--- start Records provided ---

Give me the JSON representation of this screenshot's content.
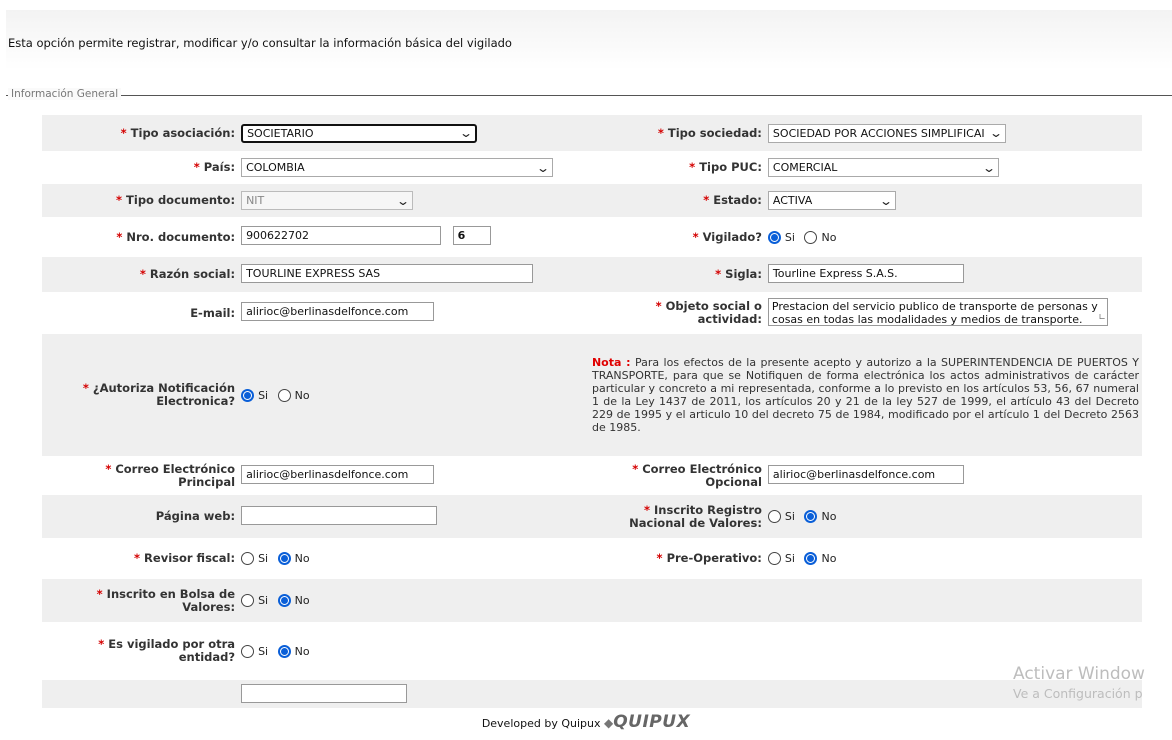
{
  "intro_text": "Esta opción permite registrar, modificar y/o consultar la información básica del vigilado",
  "legend": "Información General",
  "radio_labels": {
    "yes": "Si",
    "no": "No"
  },
  "colors": {
    "required": "#d40000",
    "radio_selected": "#0a5fd8",
    "note_label": "#e00000"
  },
  "form": {
    "tipo_asociacion": {
      "label": "Tipo asociación:",
      "value": "SOCIETARIO"
    },
    "tipo_sociedad": {
      "label": "Tipo sociedad:",
      "value": "SOCIEDAD POR ACCIONES SIMPLIFICAI"
    },
    "pais": {
      "label": "País:",
      "value": "COLOMBIA"
    },
    "tipo_puc": {
      "label": "Tipo PUC:",
      "value": "COMERCIAL"
    },
    "tipo_documento": {
      "label": "Tipo documento:",
      "value": "NIT"
    },
    "estado": {
      "label": "Estado:",
      "value": "ACTIVA"
    },
    "nro_documento": {
      "label": "Nro. documento:",
      "value": "900622702",
      "dv": "6"
    },
    "vigilado": {
      "label": "Vigilado?",
      "selected": "Si"
    },
    "razon_social": {
      "label": "Razón social:",
      "value": "TOURLINE EXPRESS SAS"
    },
    "sigla": {
      "label": "Sigla:",
      "value": "Tourline Express S.A.S."
    },
    "email": {
      "label": "E-mail:",
      "value": "alirioc@berlinasdelfonce.com"
    },
    "objeto_social": {
      "label": "Objeto social o actividad:",
      "value": "Prestacion del servicio publico de transporte de personas y cosas en todas las modalidades y medios de transporte."
    },
    "autoriza_notificacion": {
      "label": "¿Autoriza Notificación Electronica?",
      "selected": "Si"
    },
    "nota": {
      "label": "Nota :",
      "text": "Para los efectos de la presente acepto y autorizo a la SUPERINTENDENCIA DE PUERTOS Y TRANSPORTE, para que se Notifiquen de forma electrónica los actos administrativos de carácter particular y concreto a mi representada, conforme a lo previsto en los artículos 53, 56, 67 numeral 1 de la Ley 1437 de 2011, los artículos 20 y 21 de la ley 527 de 1999, el artículo 43 del Decreto 229 de 1995 y el articulo 10 del decreto 75 de 1984, modificado por el artículo 1 del Decreto 2563 de 1985."
    },
    "correo_principal": {
      "label": "Correo Electrónico Principal",
      "value": "alirioc@berlinasdelfonce.com"
    },
    "correo_opcional": {
      "label": "Correo Electrónico Opcional",
      "value": "alirioc@berlinasdelfonce.com"
    },
    "pagina_web": {
      "label": "Página web:",
      "value": ""
    },
    "registro_nacional": {
      "label": "Inscrito Registro Nacional de Valores:",
      "selected": "No"
    },
    "revisor_fiscal": {
      "label": "Revisor fiscal:",
      "selected": "No"
    },
    "pre_operativo": {
      "label": "Pre-Operativo:",
      "selected": "No"
    },
    "bolsa_valores": {
      "label": "Inscrito en Bolsa de Valores:",
      "selected": "No"
    },
    "vigilado_otra": {
      "label": "Es vigilado por otra entidad?",
      "selected": "No"
    }
  },
  "footer": {
    "text": "Developed by Quipux",
    "logo": "QUIPUX"
  },
  "watermark": {
    "line1": "Activar Window",
    "line2": "Ve a Configuración p"
  }
}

--- end Records provided ---

Requirement: Reproduce each record from above exactly; pictures do not belong in the copy.

Task output:
Give me the JSON representation of this screenshot's content.
{
  "intro_text": "Esta opción permite registrar, modificar y/o consultar la información básica del vigilado",
  "legend": "Información General",
  "radio_labels": {
    "yes": "Si",
    "no": "No"
  },
  "colors": {
    "required": "#d40000",
    "radio_selected": "#0a5fd8",
    "note_label": "#e00000"
  },
  "form": {
    "tipo_asociacion": {
      "label": "Tipo asociación:",
      "value": "SOCIETARIO"
    },
    "tipo_sociedad": {
      "label": "Tipo sociedad:",
      "value": "SOCIEDAD POR ACCIONES SIMPLIFICAI"
    },
    "pais": {
      "label": "País:",
      "value": "COLOMBIA"
    },
    "tipo_puc": {
      "label": "Tipo PUC:",
      "value": "COMERCIAL"
    },
    "tipo_documento": {
      "label": "Tipo documento:",
      "value": "NIT"
    },
    "estado": {
      "label": "Estado:",
      "value": "ACTIVA"
    },
    "nro_documento": {
      "label": "Nro. documento:",
      "value": "900622702",
      "dv": "6"
    },
    "vigilado": {
      "label": "Vigilado?",
      "selected": "Si"
    },
    "razon_social": {
      "label": "Razón social:",
      "value": "TOURLINE EXPRESS SAS"
    },
    "sigla": {
      "label": "Sigla:",
      "value": "Tourline Express S.A.S."
    },
    "email": {
      "label": "E-mail:",
      "value": "alirioc@berlinasdelfonce.com"
    },
    "objeto_social": {
      "label": "Objeto social o actividad:",
      "value": "Prestacion del servicio publico de transporte de personas y cosas en todas las modalidades y medios de transporte."
    },
    "autoriza_notificacion": {
      "label": "¿Autoriza Notificación Electronica?",
      "selected": "Si"
    },
    "nota": {
      "label": "Nota :",
      "text": "Para los efectos de la presente acepto y autorizo a la SUPERINTENDENCIA DE PUERTOS Y TRANSPORTE, para que se Notifiquen de forma electrónica los actos administrativos de carácter particular y concreto a mi representada, conforme a lo previsto en los artículos 53, 56, 67 numeral 1 de la Ley 1437 de 2011, los artículos 20 y 21 de la ley 527 de 1999, el artículo 43 del Decreto 229 de 1995 y el articulo 10 del decreto 75 de 1984, modificado por el artículo 1 del Decreto 2563 de 1985."
    },
    "correo_principal": {
      "label": "Correo Electrónico Principal",
      "value": "alirioc@berlinasdelfonce.com"
    },
    "correo_opcional": {
      "label": "Correo Electrónico Opcional",
      "value": "alirioc@berlinasdelfonce.com"
    },
    "pagina_web": {
      "label": "Página web:",
      "value": ""
    },
    "registro_nacional": {
      "label": "Inscrito Registro Nacional de Valores:",
      "selected": "No"
    },
    "revisor_fiscal": {
      "label": "Revisor fiscal:",
      "selected": "No"
    },
    "pre_operativo": {
      "label": "Pre-Operativo:",
      "selected": "No"
    },
    "bolsa_valores": {
      "label": "Inscrito en Bolsa de Valores:",
      "selected": "No"
    },
    "vigilado_otra": {
      "label": "Es vigilado por otra entidad?",
      "selected": "No"
    }
  },
  "footer": {
    "text": "Developed by Quipux",
    "logo": "QUIPUX"
  },
  "watermark": {
    "line1": "Activar Window",
    "line2": "Ve a Configuración p"
  }
}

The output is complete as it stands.